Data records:
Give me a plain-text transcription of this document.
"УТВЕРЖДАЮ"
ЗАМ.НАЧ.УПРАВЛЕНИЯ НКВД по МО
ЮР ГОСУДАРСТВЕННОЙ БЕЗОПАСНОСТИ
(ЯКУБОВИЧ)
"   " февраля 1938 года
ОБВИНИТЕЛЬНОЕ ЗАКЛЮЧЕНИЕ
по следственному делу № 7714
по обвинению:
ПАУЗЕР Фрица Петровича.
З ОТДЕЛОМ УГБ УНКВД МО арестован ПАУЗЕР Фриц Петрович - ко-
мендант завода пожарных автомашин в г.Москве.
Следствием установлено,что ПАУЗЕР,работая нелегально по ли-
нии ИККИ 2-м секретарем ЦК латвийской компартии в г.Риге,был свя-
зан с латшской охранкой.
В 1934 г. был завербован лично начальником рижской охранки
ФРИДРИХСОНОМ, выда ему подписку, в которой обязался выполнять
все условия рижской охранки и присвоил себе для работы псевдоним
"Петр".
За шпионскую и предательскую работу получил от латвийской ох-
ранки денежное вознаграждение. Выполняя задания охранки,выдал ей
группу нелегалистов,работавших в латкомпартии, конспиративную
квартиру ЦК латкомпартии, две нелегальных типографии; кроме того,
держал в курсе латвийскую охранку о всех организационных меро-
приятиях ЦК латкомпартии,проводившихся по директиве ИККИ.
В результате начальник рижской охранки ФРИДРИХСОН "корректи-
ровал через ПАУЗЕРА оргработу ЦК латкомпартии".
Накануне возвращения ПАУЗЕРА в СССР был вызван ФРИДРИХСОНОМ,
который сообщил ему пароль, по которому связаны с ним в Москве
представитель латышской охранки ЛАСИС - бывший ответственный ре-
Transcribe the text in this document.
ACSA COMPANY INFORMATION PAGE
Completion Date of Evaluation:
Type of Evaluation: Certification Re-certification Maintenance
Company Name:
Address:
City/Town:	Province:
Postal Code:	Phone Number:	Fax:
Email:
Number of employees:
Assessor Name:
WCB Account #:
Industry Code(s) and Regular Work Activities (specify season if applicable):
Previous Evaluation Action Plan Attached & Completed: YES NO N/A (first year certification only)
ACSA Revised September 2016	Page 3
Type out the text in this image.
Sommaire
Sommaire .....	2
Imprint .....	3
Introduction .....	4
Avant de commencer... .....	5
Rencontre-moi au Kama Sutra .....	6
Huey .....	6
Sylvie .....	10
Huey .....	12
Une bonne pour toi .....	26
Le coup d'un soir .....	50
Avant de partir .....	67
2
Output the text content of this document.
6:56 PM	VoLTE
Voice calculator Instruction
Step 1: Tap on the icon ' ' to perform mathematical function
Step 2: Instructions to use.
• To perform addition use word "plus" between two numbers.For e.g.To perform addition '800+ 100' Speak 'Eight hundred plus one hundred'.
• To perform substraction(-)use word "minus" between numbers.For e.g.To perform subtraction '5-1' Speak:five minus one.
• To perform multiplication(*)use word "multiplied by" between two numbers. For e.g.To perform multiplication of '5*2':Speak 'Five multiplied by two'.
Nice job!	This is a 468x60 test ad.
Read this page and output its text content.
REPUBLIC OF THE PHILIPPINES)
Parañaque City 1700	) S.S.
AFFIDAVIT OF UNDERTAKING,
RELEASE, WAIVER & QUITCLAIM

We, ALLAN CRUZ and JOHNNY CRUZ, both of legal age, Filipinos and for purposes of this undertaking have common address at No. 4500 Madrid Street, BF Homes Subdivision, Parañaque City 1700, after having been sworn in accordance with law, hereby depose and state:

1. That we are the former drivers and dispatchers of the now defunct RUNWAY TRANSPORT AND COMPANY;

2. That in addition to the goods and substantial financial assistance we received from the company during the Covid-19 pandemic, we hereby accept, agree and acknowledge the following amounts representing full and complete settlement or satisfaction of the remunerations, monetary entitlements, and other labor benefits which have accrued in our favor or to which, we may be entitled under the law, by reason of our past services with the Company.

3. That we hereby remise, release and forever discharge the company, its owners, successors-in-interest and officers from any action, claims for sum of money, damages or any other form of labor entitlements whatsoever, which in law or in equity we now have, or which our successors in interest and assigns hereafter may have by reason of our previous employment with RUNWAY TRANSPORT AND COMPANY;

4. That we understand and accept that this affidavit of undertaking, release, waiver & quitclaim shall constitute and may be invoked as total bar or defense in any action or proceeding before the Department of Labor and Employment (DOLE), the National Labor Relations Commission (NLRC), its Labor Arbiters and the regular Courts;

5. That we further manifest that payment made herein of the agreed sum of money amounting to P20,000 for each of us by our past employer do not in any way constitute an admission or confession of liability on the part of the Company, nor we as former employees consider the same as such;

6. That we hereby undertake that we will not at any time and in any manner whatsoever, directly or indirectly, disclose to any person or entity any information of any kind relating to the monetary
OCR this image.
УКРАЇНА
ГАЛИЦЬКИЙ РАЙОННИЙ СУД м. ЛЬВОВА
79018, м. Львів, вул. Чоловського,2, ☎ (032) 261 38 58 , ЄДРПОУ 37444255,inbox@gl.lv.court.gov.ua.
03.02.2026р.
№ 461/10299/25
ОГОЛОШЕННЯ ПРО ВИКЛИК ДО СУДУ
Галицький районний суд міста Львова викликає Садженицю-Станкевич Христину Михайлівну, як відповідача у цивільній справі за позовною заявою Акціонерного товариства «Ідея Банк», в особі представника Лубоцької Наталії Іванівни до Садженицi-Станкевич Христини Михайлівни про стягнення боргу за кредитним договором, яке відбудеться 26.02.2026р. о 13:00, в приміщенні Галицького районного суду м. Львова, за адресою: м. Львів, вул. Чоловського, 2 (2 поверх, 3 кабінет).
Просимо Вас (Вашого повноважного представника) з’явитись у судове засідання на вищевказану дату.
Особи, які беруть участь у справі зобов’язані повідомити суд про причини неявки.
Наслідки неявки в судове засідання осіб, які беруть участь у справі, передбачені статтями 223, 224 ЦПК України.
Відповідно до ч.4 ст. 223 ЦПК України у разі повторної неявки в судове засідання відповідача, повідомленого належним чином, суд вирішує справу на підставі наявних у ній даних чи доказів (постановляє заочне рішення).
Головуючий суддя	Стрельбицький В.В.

What you need to do: Print every record exactly as it was given.

Result below:
Give me a plain-text transcription of this document.
"УТВЕРЖДАЮ"
ЗАМ.НАЧ.УПРАВЛЕНИЯ НКВД по МО
ЮР ГОСУДАРСТВЕННОЙ БЕЗОПАСНОСТИ
(ЯКУБОВИЧ)
"   " февраля 1938 года
ОБВИНИТЕЛЬНОЕ ЗАКЛЮЧЕНИЕ
по следственному делу № 7714
по обвинению:
ПАУЗЕР Фрица Петровича.
З ОТДЕЛОМ УГБ УНКВД МО арестован ПАУЗЕР Фриц Петрович - ко-
мендант завода пожарных автомашин в г.Москве.
Следствием установлено,что ПАУЗЕР,работая нелегально по ли-
нии ИККИ 2-м секретарем ЦК латвийской компартии в г.Риге,был свя-
зан с латшской охранкой.
В 1934 г. был завербован лично начальником рижской охранки
ФРИДРИХСОНОМ, выда ему подписку, в которой обязался выполнять
все условия рижской охранки и присвоил себе для работы псевдоним
"Петр".
За шпионскую и предательскую работу получил от латвийской ох-
ранки денежное вознаграждение. Выполняя задания охранки,выдал ей
группу нелегалистов,работавших в латкомпартии, конспиративную
квартиру ЦК латкомпартии, две нелегальных типографии; кроме того,
держал в курсе латвийскую охранку о всех организационных меро-
приятиях ЦК латкомпартии,проводившихся по директиве ИККИ.
В результате начальник рижской охранки ФРИДРИХСОН "корректи-
ровал через ПАУЗЕРА оргработу ЦК латкомпартии".
Накануне возвращения ПАУЗЕРА в СССР был вызван ФРИДРИХСОНОМ,
который сообщил ему пароль, по которому связаны с ним в Москве
представитель латышской охранки ЛАСИС - бывший ответственный ре-
Transcribe the text in this document.
ACSA COMPANY INFORMATION PAGE
Completion Date of Evaluation:
Type of Evaluation: Certification Re-certification Maintenance
Company Name:
Address:
City/Town:	Province:
Postal Code:	Phone Number:	Fax:
Email:
Number of employees:
Assessor Name:
WCB Account #:
Industry Code(s) and Regular Work Activities (specify season if applicable):
Previous Evaluation Action Plan Attached & Completed: YES NO N/A (first year certification only)
ACSA Revised September 2016	Page 3
Type out the text in this image.
Sommaire
Sommaire .....	2
Imprint .....	3
Introduction .....	4
Avant de commencer... .....	5
Rencontre-moi au Kama Sutra .....	6
Huey .....	6
Sylvie .....	10
Huey .....	12
Une bonne pour toi .....	26
Le coup d'un soir .....	50
Avant de partir .....	67
2
Output the text content of this document.
6:56 PM	VoLTE
Voice calculator Instruction
Step 1: Tap on the icon ' ' to perform mathematical function
Step 2: Instructions to use.
• To perform addition use word "plus" between two numbers.For e.g.To perform addition '800+ 100' Speak 'Eight hundred plus one hundred'.
• To perform substraction(-)use word "minus" between numbers.For e.g.To perform subtraction '5-1' Speak:five minus one.
• To perform multiplication(*)use word "multiplied by" between two numbers. For e.g.To perform multiplication of '5*2':Speak 'Five multiplied by two'.
Nice job!	This is a 468x60 test ad.
Read this page and output its text content.
REPUBLIC OF THE PHILIPPINES)
Parañaque City 1700	) S.S.
AFFIDAVIT OF UNDERTAKING,
RELEASE, WAIVER & QUITCLAIM

We, ALLAN CRUZ and JOHNNY CRUZ, both of legal age, Filipinos and for purposes of this undertaking have common address at No. 4500 Madrid Street, BF Homes Subdivision, Parañaque City 1700, after having been sworn in accordance with law, hereby depose and state:

1. That we are the former drivers and dispatchers of the now defunct RUNWAY TRANSPORT AND COMPANY;

2. That in addition to the goods and substantial financial assistance we received from the company during the Covid-19 pandemic, we hereby accept, agree and acknowledge the following amounts representing full and complete settlement or satisfaction of the remunerations, monetary entitlements, and other labor benefits which have accrued in our favor or to which, we may be entitled under the law, by reason of our past services with the Company.

3. That we hereby remise, release and forever discharge the company, its owners, successors-in-interest and officers from any action, claims for sum of money, damages or any other form of labor entitlements whatsoever, which in law or in equity we now have, or which our successors in interest and assigns hereafter may have by reason of our previous employment with RUNWAY TRANSPORT AND COMPANY;

4. That we understand and accept that this affidavit of undertaking, release, waiver & quitclaim shall constitute and may be invoked as total bar or defense in any action or proceeding before the Department of Labor and Employment (DOLE), the National Labor Relations Commission (NLRC), its Labor Arbiters and the regular Courts;

5. That we further manifest that payment made herein of the agreed sum of money amounting to P20,000 for each of us by our past employer do not in any way constitute an admission or confession of liability on the part of the Company, nor we as former employees consider the same as such;

6. That we hereby undertake that we will not at any time and in any manner whatsoever, directly or indirectly, disclose to any person or entity any information of any kind relating to the monetary
OCR this image.
УКРАЇНА
ГАЛИЦЬКИЙ РАЙОННИЙ СУД м. ЛЬВОВА
79018, м. Львів, вул. Чоловського,2, ☎ (032) 261 38 58 , ЄДРПОУ 37444255,inbox@gl.lv.court.gov.ua.
03.02.2026р.
№ 461/10299/25
ОГОЛОШЕННЯ ПРО ВИКЛИК ДО СУДУ
Галицький районний суд міста Львова викликає Садженицю-Станкевич Христину Михайлівну, як відповідача у цивільній справі за позовною заявою Акціонерного товариства «Ідея Банк», в особі представника Лубоцької Наталії Іванівни до Садженицi-Станкевич Христини Михайлівни про стягнення боргу за кредитним договором, яке відбудеться 26.02.2026р. о 13:00, в приміщенні Галицького районного суду м. Львова, за адресою: м. Львів, вул. Чоловського, 2 (2 поверх, 3 кабінет).
Просимо Вас (Вашого повноважного представника) з’явитись у судове засідання на вищевказану дату.
Особи, які беруть участь у справі зобов’язані повідомити суд про причини неявки.
Наслідки неявки в судове засідання осіб, які беруть участь у справі, передбачені статтями 223, 224 ЦПК України.
Відповідно до ч.4 ст. 223 ЦПК України у разі повторної неявки в судове засідання відповідача, повідомленого належним чином, суд вирішує справу на підставі наявних у ній даних чи доказів (постановляє заочне рішення).
Головуючий суддя	Стрельбицький В.В.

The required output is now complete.